Rewrite the material from the line containing "step-pin-01[interactable]: 01 <box>259" through the line containing "step-description-03: Google's systems", changing each "pin-ring" to "pin-outline" and leaving everything else as it is.

(Data shown):
────────

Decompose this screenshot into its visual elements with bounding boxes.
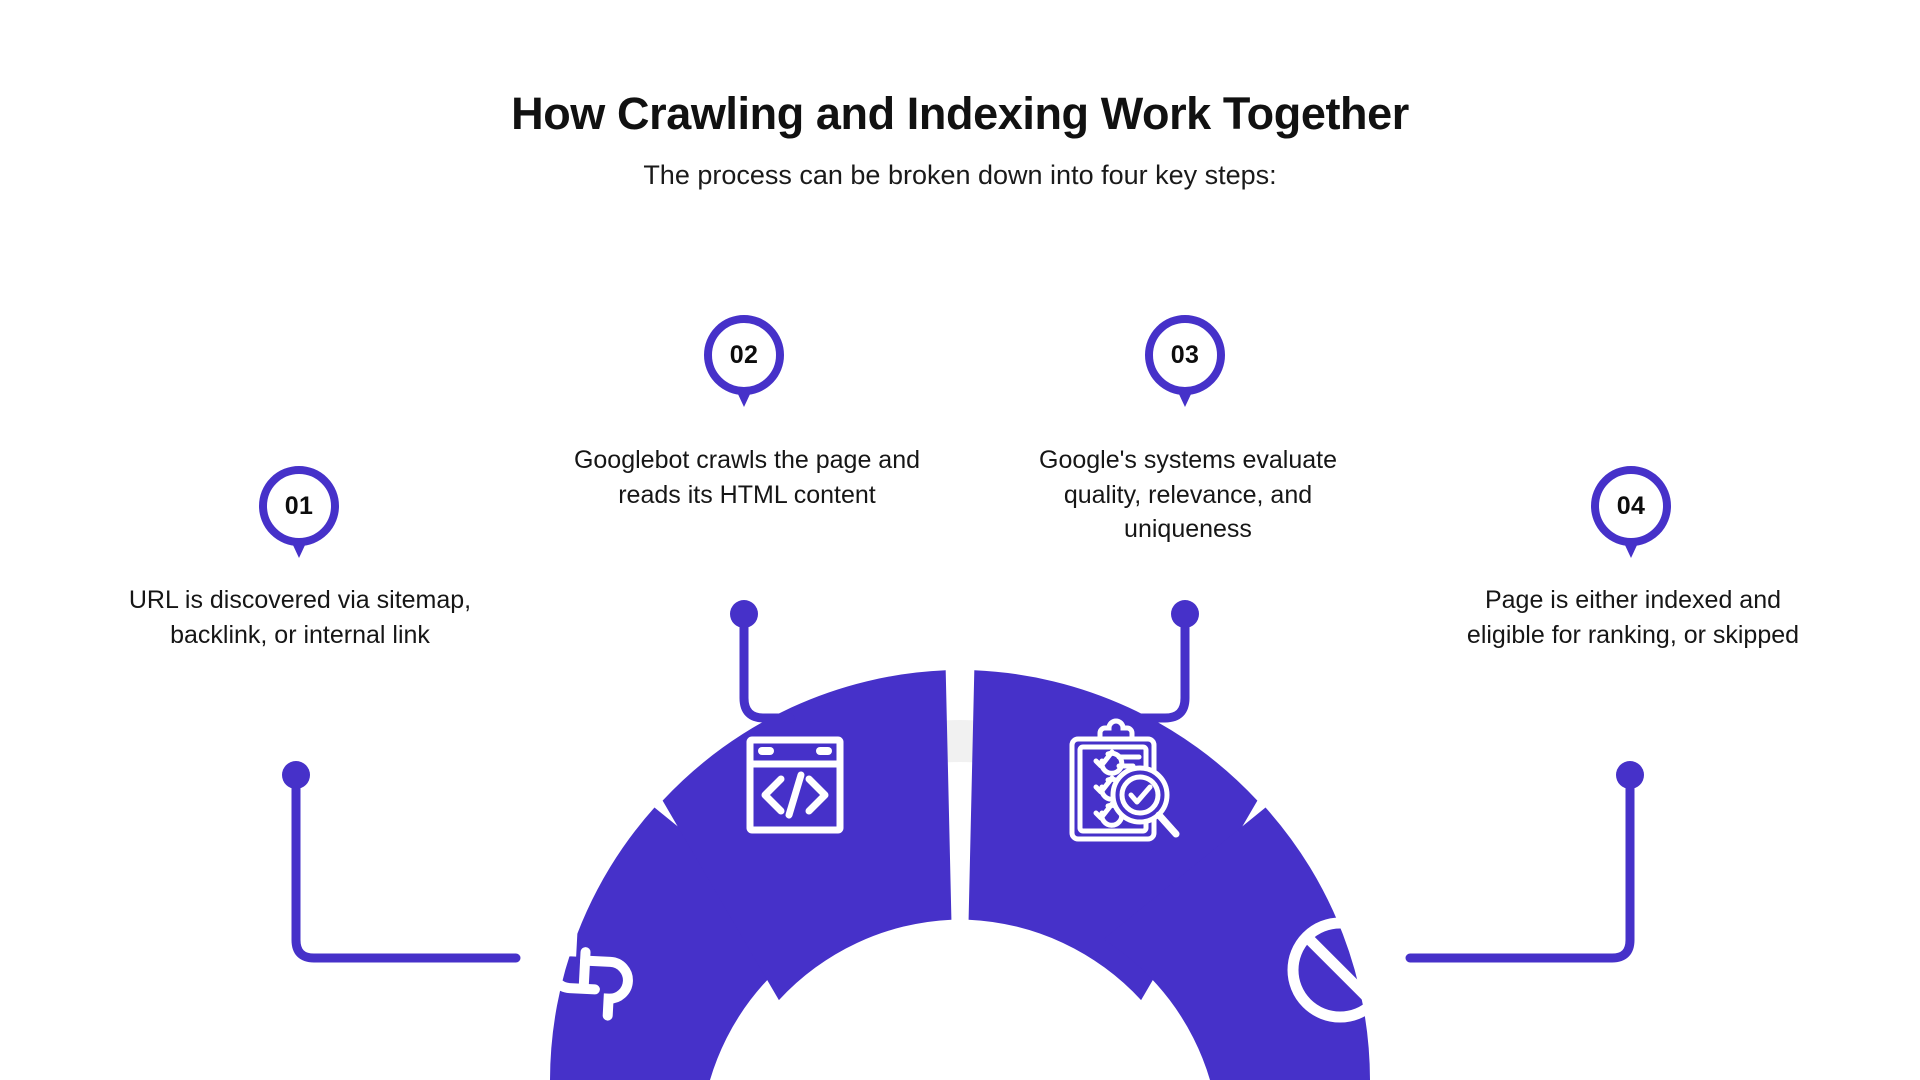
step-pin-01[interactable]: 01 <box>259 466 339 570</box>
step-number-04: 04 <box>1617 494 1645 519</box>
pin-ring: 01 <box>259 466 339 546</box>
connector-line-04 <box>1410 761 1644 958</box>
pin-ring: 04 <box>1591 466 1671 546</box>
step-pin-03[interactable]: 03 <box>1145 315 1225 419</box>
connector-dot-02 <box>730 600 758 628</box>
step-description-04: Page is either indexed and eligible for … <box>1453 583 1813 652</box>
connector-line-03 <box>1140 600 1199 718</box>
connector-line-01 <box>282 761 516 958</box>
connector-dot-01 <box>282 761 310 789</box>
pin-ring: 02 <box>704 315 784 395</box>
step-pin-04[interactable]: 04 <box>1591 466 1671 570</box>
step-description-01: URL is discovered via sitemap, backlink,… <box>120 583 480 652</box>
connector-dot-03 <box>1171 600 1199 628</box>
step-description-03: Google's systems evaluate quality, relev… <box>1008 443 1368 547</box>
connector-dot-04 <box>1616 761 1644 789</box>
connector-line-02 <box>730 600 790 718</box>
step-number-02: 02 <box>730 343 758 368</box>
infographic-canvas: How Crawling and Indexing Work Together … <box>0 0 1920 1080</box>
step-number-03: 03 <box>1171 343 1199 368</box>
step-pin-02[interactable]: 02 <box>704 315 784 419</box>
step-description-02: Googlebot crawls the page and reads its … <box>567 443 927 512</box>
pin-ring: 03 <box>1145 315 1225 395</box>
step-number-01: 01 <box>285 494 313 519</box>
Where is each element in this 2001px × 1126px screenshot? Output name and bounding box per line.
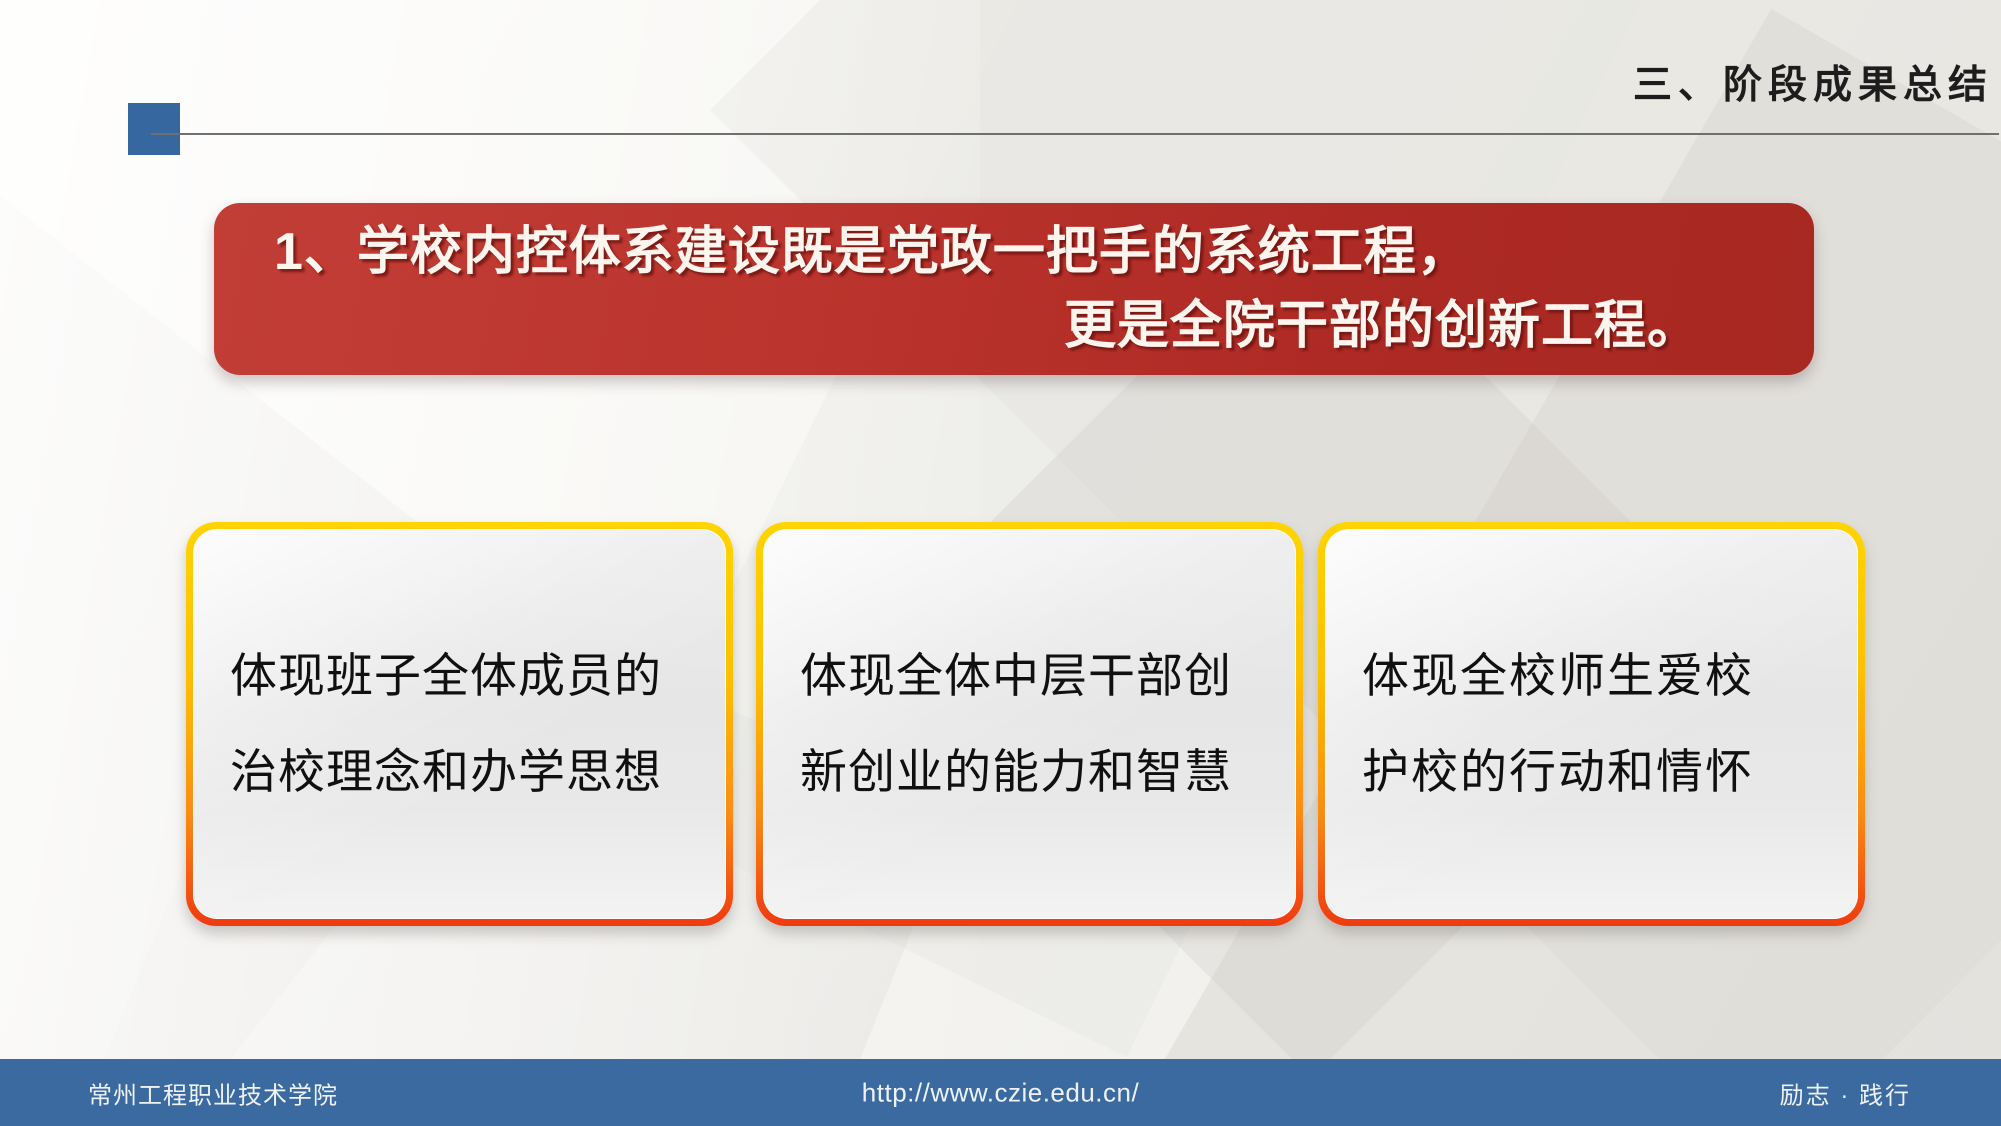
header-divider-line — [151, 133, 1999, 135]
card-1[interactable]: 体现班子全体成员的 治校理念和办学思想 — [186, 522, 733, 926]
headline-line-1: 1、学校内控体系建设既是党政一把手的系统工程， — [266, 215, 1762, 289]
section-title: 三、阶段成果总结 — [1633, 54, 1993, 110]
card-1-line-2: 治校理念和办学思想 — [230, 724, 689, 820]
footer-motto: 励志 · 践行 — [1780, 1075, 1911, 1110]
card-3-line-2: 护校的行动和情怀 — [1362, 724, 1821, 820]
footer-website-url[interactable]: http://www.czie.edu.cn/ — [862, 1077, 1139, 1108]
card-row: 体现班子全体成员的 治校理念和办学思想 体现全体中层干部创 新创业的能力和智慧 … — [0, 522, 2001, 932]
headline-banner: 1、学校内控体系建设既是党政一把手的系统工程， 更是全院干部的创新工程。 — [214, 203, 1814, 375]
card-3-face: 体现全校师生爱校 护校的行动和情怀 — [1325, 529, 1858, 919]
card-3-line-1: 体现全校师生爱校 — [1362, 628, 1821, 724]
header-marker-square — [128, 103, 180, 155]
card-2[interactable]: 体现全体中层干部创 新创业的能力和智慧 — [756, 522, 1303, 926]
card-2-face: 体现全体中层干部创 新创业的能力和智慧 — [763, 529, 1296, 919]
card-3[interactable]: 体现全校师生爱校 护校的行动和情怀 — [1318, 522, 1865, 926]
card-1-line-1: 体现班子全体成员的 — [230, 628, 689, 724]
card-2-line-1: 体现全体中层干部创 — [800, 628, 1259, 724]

────────

(Task result):
step-pin-01[interactable]: 01 <box>259 466 339 570</box>
step-number-04: 04 <box>1617 494 1645 519</box>
pin-outline: 01 <box>259 466 339 546</box>
connector-line-04 <box>1410 761 1644 958</box>
pin-outline: 04 <box>1591 466 1671 546</box>
step-pin-03[interactable]: 03 <box>1145 315 1225 419</box>
connector-dot-02 <box>730 600 758 628</box>
step-description-04: Page is either indexed and eligible for … <box>1453 583 1813 652</box>
connector-line-03 <box>1140 600 1199 718</box>
connector-line-01 <box>282 761 516 958</box>
connector-dot-01 <box>282 761 310 789</box>
pin-outline: 02 <box>704 315 784 395</box>
step-pin-04[interactable]: 04 <box>1591 466 1671 570</box>
step-description-01: URL is discovered via sitemap, backlink,… <box>120 583 480 652</box>
connector-dot-03 <box>1171 600 1199 628</box>
step-description-03: Google's systems evaluate quality, relev… <box>1008 443 1368 547</box>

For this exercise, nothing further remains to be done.